**What you are asked to do**: Reproduce every item below, changing each occurrence of "y-tick-label" to "y-axis-tick" and keeping everything else unchanged. Omit the pictures from your answer.

**Supplied material**:
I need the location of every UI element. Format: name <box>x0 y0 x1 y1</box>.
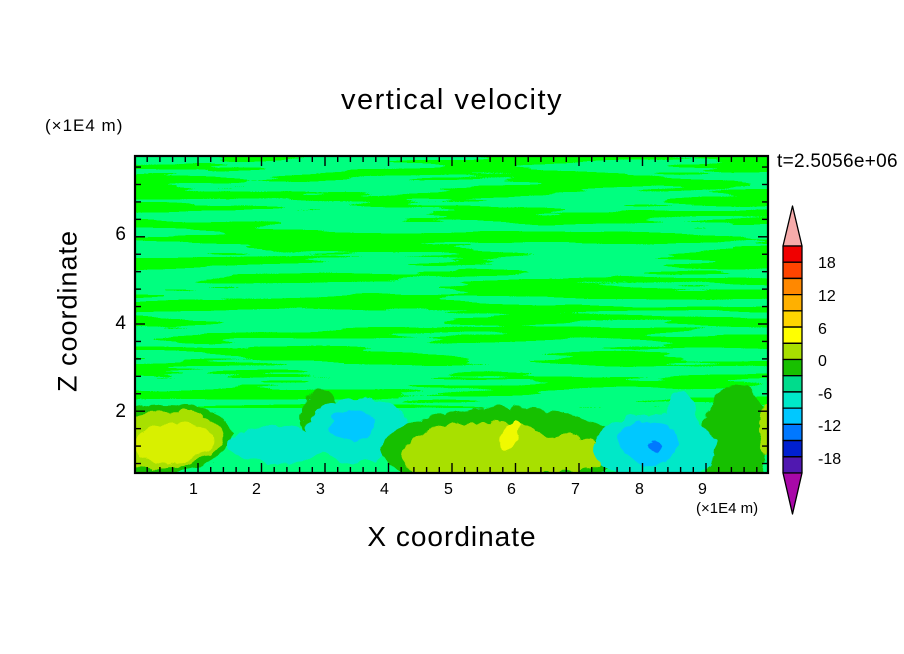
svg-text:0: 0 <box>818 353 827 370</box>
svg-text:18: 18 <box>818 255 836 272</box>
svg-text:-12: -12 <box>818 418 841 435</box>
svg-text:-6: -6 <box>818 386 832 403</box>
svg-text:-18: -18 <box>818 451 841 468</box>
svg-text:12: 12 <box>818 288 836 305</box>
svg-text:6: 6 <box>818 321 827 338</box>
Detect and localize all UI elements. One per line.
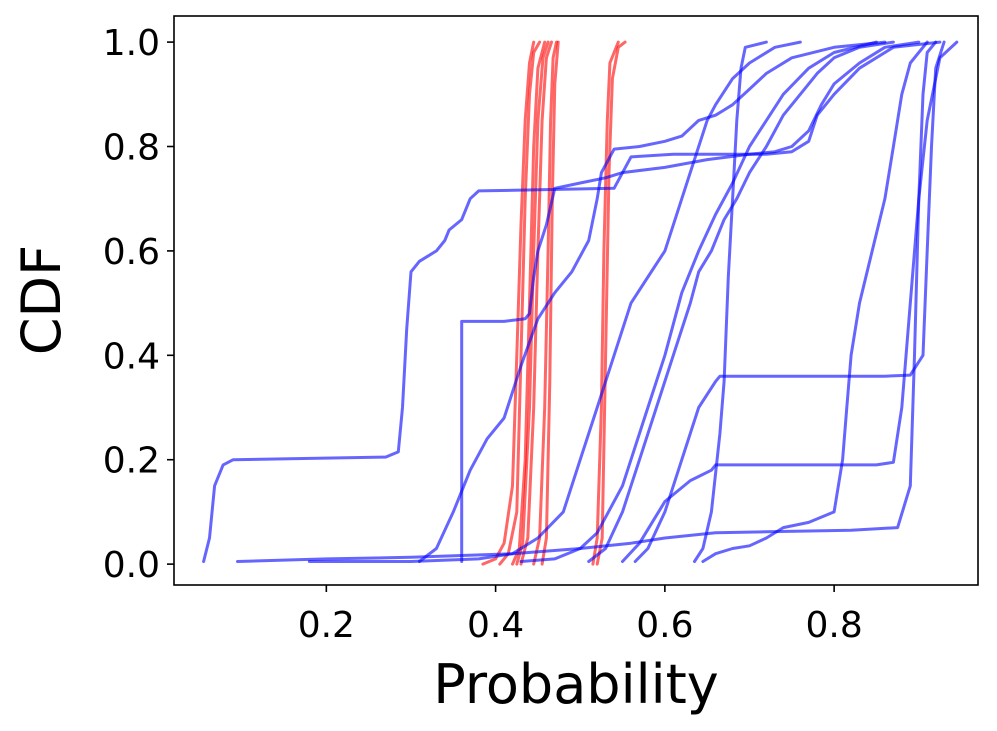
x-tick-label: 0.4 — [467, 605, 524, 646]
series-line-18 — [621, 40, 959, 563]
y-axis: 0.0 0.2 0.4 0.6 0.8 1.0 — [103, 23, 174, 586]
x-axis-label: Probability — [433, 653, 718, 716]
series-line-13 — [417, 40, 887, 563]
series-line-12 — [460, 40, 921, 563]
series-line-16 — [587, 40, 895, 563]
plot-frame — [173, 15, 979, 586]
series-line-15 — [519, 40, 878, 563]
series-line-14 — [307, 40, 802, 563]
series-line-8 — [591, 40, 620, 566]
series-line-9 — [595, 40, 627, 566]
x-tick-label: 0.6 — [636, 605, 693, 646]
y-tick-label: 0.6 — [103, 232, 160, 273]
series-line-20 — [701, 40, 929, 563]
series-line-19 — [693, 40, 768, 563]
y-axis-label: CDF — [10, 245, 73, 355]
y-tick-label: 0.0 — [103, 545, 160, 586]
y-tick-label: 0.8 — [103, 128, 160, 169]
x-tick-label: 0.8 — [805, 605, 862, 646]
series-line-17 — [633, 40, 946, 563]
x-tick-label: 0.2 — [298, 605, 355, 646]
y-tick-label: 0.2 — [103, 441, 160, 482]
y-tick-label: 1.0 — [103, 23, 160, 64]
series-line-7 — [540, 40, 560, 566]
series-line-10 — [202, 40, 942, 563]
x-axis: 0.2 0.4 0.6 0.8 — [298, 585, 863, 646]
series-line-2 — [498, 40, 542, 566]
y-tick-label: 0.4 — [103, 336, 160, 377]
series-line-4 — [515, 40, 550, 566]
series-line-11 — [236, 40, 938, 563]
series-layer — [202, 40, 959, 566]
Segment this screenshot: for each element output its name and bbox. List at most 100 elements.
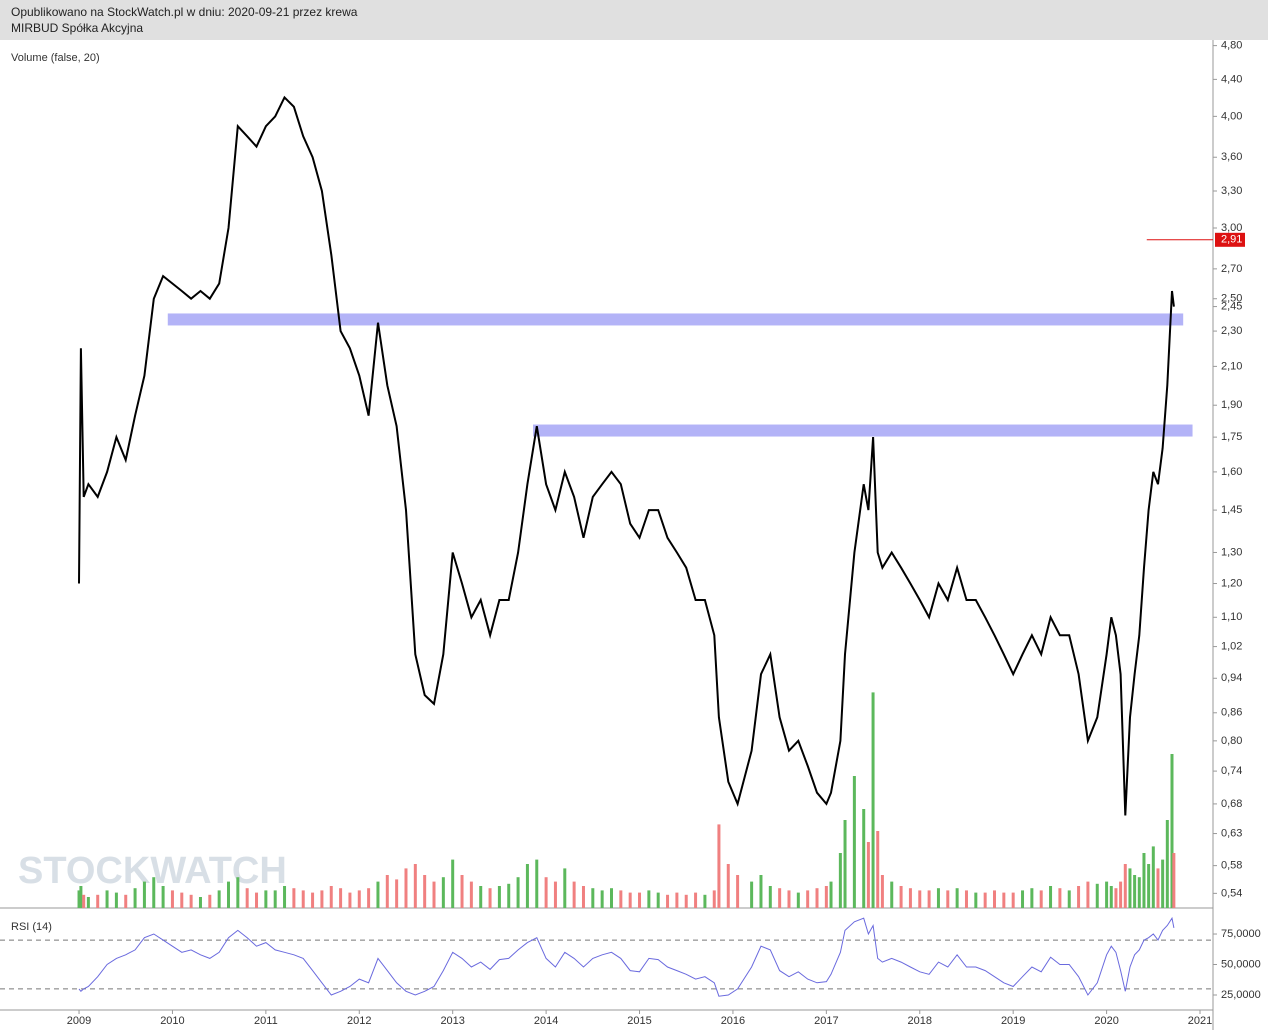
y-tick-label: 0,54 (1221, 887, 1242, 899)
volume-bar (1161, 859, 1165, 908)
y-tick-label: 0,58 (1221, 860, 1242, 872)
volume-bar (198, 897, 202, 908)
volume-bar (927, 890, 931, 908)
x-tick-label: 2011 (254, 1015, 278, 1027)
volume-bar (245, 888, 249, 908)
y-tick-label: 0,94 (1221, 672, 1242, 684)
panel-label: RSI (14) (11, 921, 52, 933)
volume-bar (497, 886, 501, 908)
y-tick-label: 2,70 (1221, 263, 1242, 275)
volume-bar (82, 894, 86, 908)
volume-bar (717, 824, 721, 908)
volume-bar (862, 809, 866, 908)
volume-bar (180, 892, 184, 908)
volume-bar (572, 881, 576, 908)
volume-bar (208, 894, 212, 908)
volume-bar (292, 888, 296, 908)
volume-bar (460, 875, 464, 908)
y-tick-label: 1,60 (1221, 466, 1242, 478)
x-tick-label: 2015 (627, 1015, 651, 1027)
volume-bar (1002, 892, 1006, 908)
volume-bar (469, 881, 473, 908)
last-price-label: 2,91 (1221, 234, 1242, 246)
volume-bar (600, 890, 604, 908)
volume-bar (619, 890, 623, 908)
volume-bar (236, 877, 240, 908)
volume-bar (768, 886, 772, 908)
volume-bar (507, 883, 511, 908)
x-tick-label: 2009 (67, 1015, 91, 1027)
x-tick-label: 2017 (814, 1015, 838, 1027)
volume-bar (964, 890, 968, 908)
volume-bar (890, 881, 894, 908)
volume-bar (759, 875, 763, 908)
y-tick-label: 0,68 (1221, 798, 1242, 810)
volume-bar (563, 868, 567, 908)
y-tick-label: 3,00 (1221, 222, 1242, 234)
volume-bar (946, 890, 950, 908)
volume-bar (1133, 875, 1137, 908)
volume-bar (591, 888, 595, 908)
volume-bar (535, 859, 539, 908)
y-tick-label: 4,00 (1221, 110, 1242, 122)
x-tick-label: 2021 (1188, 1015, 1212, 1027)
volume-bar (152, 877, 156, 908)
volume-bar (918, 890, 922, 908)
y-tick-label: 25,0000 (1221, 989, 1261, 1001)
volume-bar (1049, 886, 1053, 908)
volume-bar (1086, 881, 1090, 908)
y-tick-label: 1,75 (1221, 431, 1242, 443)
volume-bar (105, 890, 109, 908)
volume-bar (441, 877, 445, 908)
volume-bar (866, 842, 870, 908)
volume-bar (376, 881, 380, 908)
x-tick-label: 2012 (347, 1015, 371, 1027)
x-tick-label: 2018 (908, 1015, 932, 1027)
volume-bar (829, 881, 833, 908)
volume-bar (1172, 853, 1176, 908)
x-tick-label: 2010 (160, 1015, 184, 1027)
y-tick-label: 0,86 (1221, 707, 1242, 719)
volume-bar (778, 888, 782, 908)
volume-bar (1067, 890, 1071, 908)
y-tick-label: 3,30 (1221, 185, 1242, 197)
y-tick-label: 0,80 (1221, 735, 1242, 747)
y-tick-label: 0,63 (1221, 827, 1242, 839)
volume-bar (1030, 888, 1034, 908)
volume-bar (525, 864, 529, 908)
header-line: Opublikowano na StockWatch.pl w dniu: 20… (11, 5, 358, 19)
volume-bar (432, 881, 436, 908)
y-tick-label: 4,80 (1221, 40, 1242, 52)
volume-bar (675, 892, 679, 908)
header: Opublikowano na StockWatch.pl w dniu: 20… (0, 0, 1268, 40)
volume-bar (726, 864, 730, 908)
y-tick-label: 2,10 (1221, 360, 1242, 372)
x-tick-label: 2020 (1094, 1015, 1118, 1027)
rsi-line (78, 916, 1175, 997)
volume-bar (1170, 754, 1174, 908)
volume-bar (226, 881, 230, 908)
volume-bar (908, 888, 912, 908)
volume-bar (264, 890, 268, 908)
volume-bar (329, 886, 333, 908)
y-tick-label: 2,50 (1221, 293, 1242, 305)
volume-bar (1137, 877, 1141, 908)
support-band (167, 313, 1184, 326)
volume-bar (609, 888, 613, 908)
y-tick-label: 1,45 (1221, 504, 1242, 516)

**In response**:
I need the location of every UI element. Format: name <box>x0 y0 x1 y1</box>.
svg-text:0: 0 <box>818 353 827 370</box>
svg-text:18: 18 <box>818 255 836 272</box>
svg-text:-12: -12 <box>818 418 841 435</box>
svg-text:-6: -6 <box>818 386 832 403</box>
svg-text:-18: -18 <box>818 451 841 468</box>
svg-text:12: 12 <box>818 288 836 305</box>
svg-text:6: 6 <box>818 321 827 338</box>
Detect and localize all UI elements. One per line.
x-tick-label: 0.4 — [467, 605, 524, 646]
series-line-18 — [621, 40, 959, 563]
y-axis: 0.0 0.2 0.4 0.6 0.8 1.0 — [103, 23, 174, 586]
x-axis-label: Probability — [433, 653, 718, 716]
series-line-13 — [417, 40, 887, 563]
series-line-12 — [460, 40, 921, 563]
series-line-16 — [587, 40, 895, 563]
plot-frame — [173, 15, 979, 586]
series-line-15 — [519, 40, 878, 563]
series-line-14 — [307, 40, 802, 563]
series-line-8 — [591, 40, 620, 566]
series-line-9 — [595, 40, 627, 566]
x-tick-label: 0.6 — [636, 605, 693, 646]
y-axis-tick: 0.6 — [103, 232, 160, 273]
series-line-20 — [701, 40, 929, 563]
series-line-19 — [693, 40, 768, 563]
y-axis-label: CDF — [10, 245, 73, 355]
y-axis-tick: 0.0 — [103, 545, 160, 586]
y-axis-tick: 0.8 — [103, 128, 160, 169]
x-tick-label: 0.8 — [805, 605, 862, 646]
series-line-17 — [633, 40, 946, 563]
x-tick-label: 0.2 — [298, 605, 355, 646]
y-axis-tick: 0.2 — [103, 441, 160, 482]
y-axis-tick: 1.0 — [103, 23, 160, 64]
series-line-7 — [540, 40, 560, 566]
series-line-10 — [202, 40, 942, 563]
x-axis: 0.2 0.4 0.6 0.8 — [298, 585, 863, 646]
series-line-2 — [498, 40, 542, 566]
y-axis-tick: 0.4 — [103, 336, 160, 377]
series-line-4 — [515, 40, 550, 566]
series-line-11 — [236, 40, 938, 563]
series-layer — [202, 40, 959, 566]
Segment this screenshot: for each element output its name and bbox. List at most 100 elements.
y-axis-tick: 0,54 (1221, 887, 1242, 899)
volume-bar (1161, 859, 1165, 908)
y-axis-tick: 0,58 (1221, 860, 1242, 872)
volume-bar (198, 897, 202, 908)
volume-bar (927, 890, 931, 908)
x-tick-label: 2011 (254, 1015, 278, 1027)
volume-bar (245, 888, 249, 908)
y-axis-tick: 0,94 (1221, 672, 1242, 684)
panel-label: RSI (14) (11, 921, 52, 933)
volume-bar (497, 886, 501, 908)
y-axis-tick: 2,70 (1221, 263, 1242, 275)
volume-bar (82, 894, 86, 908)
volume-bar (717, 824, 721, 908)
volume-bar (862, 809, 866, 908)
volume-bar (180, 892, 184, 908)
volume-bar (572, 881, 576, 908)
volume-bar (208, 894, 212, 908)
volume-bar (292, 888, 296, 908)
volume-bar (460, 875, 464, 908)
y-axis-tick: 1,60 (1221, 466, 1242, 478)
x-tick-label: 2015 (627, 1015, 651, 1027)
volume-bar (1002, 892, 1006, 908)
volume-bar (469, 881, 473, 908)
last-price-label: 2,91 (1221, 234, 1242, 246)
volume-bar (600, 890, 604, 908)
volume-bar (619, 890, 623, 908)
volume-bar (236, 877, 240, 908)
volume-bar (768, 886, 772, 908)
volume-bar (507, 883, 511, 908)
x-tick-label: 2009 (67, 1015, 91, 1027)
x-tick-label: 2017 (814, 1015, 838, 1027)
volume-bar (964, 890, 968, 908)
volume-bar (890, 881, 894, 908)
volume-bar (759, 875, 763, 908)
y-axis-tick: 0,68 (1221, 798, 1242, 810)
volume-bar (563, 868, 567, 908)
y-axis-tick: 3,00 (1221, 222, 1242, 234)
volume-bar (946, 890, 950, 908)
volume-bar (1133, 875, 1137, 908)
volume-bar (591, 888, 595, 908)
volume-bar (535, 859, 539, 908)
y-axis-tick: 4,00 (1221, 110, 1242, 122)
x-tick-label: 2021 (1188, 1015, 1212, 1027)
volume-bar (152, 877, 156, 908)
volume-bar (918, 890, 922, 908)
y-axis-tick: 25,0000 (1221, 989, 1261, 1001)
volume-bar (1049, 886, 1053, 908)
volume-bar (1086, 881, 1090, 908)
y-axis-tick: 1,75 (1221, 431, 1242, 443)
volume-bar (105, 890, 109, 908)
volume-bar (441, 877, 445, 908)
volume-bar (866, 842, 870, 908)
volume-bar (376, 881, 380, 908)
x-tick-label: 2012 (347, 1015, 371, 1027)
x-tick-label: 2018 (908, 1015, 932, 1027)
volume-bar (829, 881, 833, 908)
volume-bar (1172, 853, 1176, 908)
x-tick-label: 2010 (160, 1015, 184, 1027)
y-axis-tick: 0,86 (1221, 707, 1242, 719)
volume-bar (778, 888, 782, 908)
volume-bar (1067, 890, 1071, 908)
y-axis-tick: 3,30 (1221, 185, 1242, 197)
y-axis-tick: 0,80 (1221, 735, 1242, 747)
y-axis-tick: 0,63 (1221, 827, 1242, 839)
volume-bar (1030, 888, 1034, 908)
volume-bar (525, 864, 529, 908)
header-line: Opublikowano na StockWatch.pl w dniu: 20… (11, 5, 358, 19)
volume-bar (432, 881, 436, 908)
y-axis-tick: 4,80 (1221, 40, 1242, 52)
volume-bar (675, 892, 679, 908)
header: Opublikowano na StockWatch.pl w dniu: 20… (0, 0, 1268, 40)
volume-bar (726, 864, 730, 908)
y-axis-tick: 2,10 (1221, 360, 1242, 372)
x-tick-label: 2020 (1094, 1015, 1118, 1027)
rsi-line (78, 916, 1175, 997)
volume-bar (1170, 754, 1174, 908)
volume-bar (226, 881, 230, 908)
volume-bar (908, 888, 912, 908)
volume-bar (264, 890, 268, 908)
volume-bar (329, 886, 333, 908)
y-axis-tick: 2,50 (1221, 293, 1242, 305)
volume-bar (1137, 877, 1141, 908)
support-band (167, 313, 1184, 326)
volume-bar (609, 888, 613, 908)
y-axis-tick: 1,45 (1221, 504, 1242, 516)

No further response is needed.